--- SOURCE MATERIAL ---
+---+
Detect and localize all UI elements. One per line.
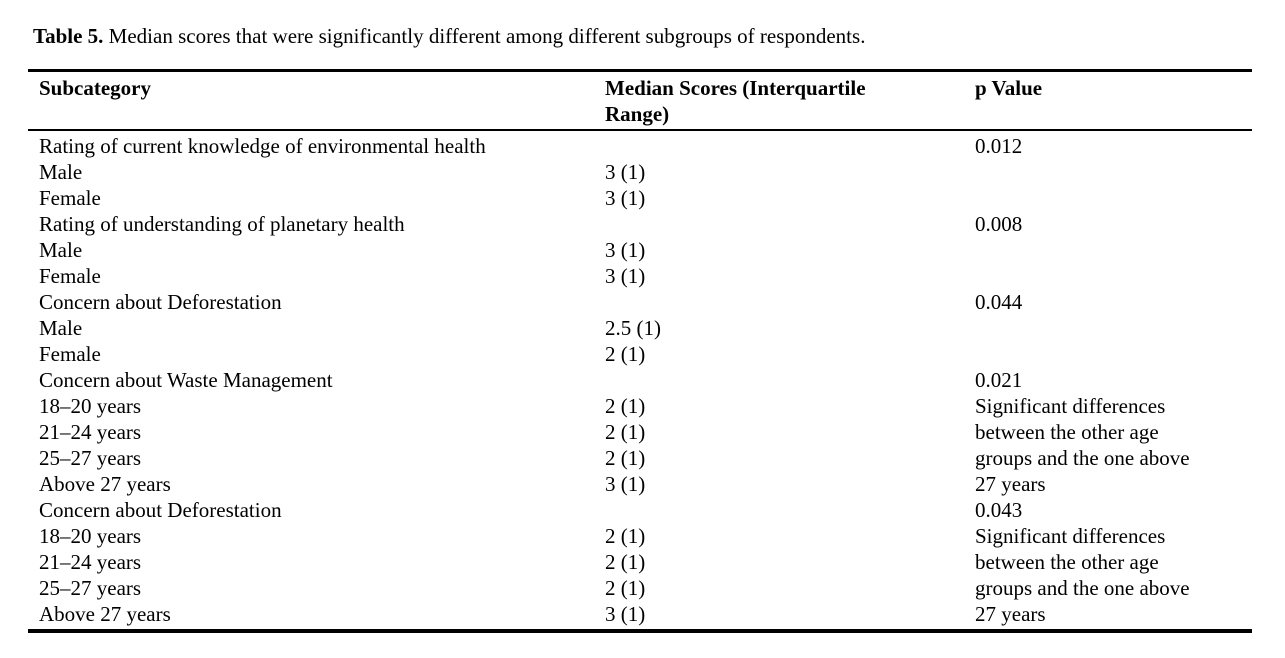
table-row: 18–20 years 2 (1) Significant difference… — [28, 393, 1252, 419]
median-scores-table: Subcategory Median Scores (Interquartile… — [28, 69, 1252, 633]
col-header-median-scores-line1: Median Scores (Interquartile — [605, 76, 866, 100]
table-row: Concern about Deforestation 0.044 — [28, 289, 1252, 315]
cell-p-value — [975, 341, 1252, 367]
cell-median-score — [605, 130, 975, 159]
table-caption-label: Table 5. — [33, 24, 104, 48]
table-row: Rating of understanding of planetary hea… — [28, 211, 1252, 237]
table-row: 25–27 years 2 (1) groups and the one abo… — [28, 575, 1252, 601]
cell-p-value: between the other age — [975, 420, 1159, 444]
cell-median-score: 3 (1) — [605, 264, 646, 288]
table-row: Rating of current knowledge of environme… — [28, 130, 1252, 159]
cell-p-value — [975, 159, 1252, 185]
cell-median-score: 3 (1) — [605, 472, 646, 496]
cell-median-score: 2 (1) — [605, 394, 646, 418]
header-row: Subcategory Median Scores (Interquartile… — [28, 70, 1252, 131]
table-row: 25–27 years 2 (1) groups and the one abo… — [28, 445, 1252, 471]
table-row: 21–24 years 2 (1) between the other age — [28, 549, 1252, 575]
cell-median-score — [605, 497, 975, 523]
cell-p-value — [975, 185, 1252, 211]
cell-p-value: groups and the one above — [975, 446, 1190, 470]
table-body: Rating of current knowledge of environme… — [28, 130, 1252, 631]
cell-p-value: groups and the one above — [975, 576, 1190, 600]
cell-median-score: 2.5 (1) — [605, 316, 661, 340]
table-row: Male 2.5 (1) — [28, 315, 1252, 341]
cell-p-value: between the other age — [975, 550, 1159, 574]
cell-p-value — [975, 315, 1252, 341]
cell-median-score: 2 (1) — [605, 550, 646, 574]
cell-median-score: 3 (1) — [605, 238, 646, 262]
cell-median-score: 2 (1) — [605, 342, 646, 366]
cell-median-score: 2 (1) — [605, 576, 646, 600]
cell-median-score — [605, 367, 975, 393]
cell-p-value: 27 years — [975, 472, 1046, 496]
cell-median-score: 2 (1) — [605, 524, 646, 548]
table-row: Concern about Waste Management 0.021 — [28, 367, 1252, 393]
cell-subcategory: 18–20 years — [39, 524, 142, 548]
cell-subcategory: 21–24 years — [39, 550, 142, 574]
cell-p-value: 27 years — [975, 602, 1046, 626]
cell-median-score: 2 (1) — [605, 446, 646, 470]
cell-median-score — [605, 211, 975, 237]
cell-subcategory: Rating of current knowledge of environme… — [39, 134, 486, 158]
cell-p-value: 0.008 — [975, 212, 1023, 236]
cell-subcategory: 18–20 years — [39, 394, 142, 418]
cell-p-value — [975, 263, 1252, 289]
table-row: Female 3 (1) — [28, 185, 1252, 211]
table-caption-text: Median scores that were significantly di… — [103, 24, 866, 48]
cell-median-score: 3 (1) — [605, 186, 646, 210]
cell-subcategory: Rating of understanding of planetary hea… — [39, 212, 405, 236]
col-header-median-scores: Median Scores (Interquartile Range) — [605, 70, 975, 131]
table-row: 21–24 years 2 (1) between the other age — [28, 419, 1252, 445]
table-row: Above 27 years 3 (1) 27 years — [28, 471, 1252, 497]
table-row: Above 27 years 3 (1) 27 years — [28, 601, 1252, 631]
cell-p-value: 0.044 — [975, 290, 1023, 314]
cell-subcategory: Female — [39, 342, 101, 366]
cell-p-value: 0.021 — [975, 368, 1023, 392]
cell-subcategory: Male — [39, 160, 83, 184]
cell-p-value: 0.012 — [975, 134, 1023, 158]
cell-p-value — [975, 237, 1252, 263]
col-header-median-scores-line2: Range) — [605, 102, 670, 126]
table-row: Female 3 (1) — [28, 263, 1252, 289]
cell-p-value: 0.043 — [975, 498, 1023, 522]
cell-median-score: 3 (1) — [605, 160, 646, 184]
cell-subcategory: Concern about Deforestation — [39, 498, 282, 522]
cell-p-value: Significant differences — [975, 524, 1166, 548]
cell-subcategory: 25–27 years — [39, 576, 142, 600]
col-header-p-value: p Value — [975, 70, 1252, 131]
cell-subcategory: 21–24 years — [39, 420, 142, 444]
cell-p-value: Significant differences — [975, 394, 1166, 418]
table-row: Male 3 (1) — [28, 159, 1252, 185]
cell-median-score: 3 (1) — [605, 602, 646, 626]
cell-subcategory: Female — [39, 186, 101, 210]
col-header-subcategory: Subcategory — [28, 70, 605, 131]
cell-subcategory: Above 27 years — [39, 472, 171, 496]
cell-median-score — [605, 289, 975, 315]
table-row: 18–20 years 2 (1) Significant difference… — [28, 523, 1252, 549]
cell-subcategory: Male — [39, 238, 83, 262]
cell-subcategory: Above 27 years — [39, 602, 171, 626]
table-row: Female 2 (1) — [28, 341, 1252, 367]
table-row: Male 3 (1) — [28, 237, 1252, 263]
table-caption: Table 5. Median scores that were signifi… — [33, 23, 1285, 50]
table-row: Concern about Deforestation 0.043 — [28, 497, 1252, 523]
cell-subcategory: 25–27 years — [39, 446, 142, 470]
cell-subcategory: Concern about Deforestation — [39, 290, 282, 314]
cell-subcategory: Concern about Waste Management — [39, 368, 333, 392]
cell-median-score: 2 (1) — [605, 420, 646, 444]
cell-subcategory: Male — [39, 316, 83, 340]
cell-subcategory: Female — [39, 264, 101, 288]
+---+
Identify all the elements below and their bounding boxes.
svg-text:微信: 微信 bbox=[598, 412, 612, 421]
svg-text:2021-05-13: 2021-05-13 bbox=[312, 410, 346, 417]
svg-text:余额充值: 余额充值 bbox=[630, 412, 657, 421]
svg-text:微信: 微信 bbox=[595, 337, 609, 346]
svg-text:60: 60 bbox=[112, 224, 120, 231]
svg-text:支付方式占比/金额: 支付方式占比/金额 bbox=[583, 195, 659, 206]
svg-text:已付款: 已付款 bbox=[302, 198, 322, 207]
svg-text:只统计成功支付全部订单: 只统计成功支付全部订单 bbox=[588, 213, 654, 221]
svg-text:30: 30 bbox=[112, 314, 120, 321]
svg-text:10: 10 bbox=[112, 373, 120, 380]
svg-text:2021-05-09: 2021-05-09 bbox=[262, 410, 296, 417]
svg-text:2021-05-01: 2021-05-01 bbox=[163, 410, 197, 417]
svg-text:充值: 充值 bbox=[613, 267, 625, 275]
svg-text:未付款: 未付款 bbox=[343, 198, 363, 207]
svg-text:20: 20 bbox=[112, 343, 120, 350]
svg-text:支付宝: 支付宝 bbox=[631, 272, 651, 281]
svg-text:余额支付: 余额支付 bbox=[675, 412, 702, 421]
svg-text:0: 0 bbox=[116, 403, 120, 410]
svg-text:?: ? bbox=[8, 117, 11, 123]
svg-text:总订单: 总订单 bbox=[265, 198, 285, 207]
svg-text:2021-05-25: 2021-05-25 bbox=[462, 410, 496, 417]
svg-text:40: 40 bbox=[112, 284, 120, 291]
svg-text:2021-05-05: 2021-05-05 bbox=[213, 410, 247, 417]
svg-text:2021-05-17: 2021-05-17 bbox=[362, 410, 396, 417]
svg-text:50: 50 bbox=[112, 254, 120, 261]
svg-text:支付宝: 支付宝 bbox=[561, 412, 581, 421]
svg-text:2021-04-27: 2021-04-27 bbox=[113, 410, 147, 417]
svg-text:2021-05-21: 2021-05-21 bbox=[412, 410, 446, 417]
+---+
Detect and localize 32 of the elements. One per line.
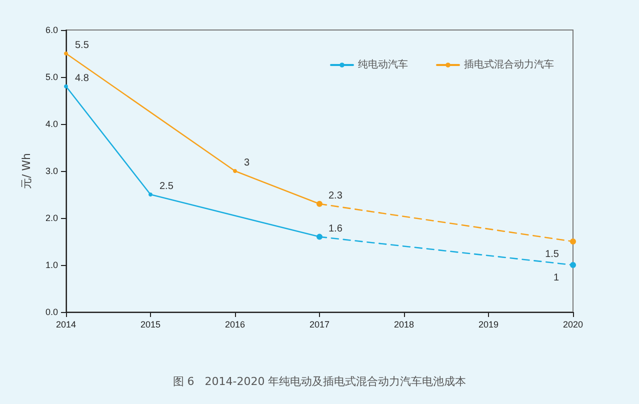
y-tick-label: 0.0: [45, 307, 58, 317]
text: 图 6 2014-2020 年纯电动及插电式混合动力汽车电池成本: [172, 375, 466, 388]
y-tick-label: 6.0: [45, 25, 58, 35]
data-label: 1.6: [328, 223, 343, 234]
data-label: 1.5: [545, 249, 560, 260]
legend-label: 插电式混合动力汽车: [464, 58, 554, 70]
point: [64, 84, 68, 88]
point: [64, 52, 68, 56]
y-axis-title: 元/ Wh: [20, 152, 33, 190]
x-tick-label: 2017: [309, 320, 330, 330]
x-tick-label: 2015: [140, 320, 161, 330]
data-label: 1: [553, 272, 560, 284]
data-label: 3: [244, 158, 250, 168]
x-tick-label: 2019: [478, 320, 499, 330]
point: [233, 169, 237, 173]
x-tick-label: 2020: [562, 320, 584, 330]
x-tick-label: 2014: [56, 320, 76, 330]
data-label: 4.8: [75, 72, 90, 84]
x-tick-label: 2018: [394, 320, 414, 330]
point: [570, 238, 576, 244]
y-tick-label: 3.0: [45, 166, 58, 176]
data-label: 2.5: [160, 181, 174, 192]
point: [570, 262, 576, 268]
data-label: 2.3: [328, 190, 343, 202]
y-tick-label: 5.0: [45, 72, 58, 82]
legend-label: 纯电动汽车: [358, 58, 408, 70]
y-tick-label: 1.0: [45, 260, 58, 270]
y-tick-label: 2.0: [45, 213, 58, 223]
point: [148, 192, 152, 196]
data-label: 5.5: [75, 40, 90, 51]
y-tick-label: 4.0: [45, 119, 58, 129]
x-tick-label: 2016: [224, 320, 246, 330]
+---+
In the material, change every "table-row" to "data-row" in the lines from the one containing "393, 1252, 419]" down through the one containing "cell-median-score: 3 (1) — [605, 472, 646, 496]", and give those lines back with nothing else altered.

--- EXERCISE SOLUTION ---
data-row: 18–20 years 2 (1) Significant difference… — [28, 393, 1252, 419]
median-scores-table: Subcategory Median Scores (Interquartile… — [28, 69, 1252, 633]
col-header-median-scores-line1: Median Scores (Interquartile — [605, 76, 866, 100]
data-row: Concern about Deforestation 0.044 — [28, 289, 1252, 315]
cell-p-value — [975, 341, 1252, 367]
cell-median-score — [605, 130, 975, 159]
table-caption-label: Table 5. — [33, 24, 104, 48]
data-row: Rating of understanding of planetary hea… — [28, 211, 1252, 237]
data-row: 25–27 years 2 (1) groups and the one abo… — [28, 575, 1252, 601]
cell-p-value: between the other age — [975, 420, 1159, 444]
cell-median-score: 3 (1) — [605, 264, 646, 288]
data-row: Rating of current knowledge of environme… — [28, 130, 1252, 159]
cell-p-value — [975, 159, 1252, 185]
cell-median-score: 3 (1) — [605, 472, 646, 496]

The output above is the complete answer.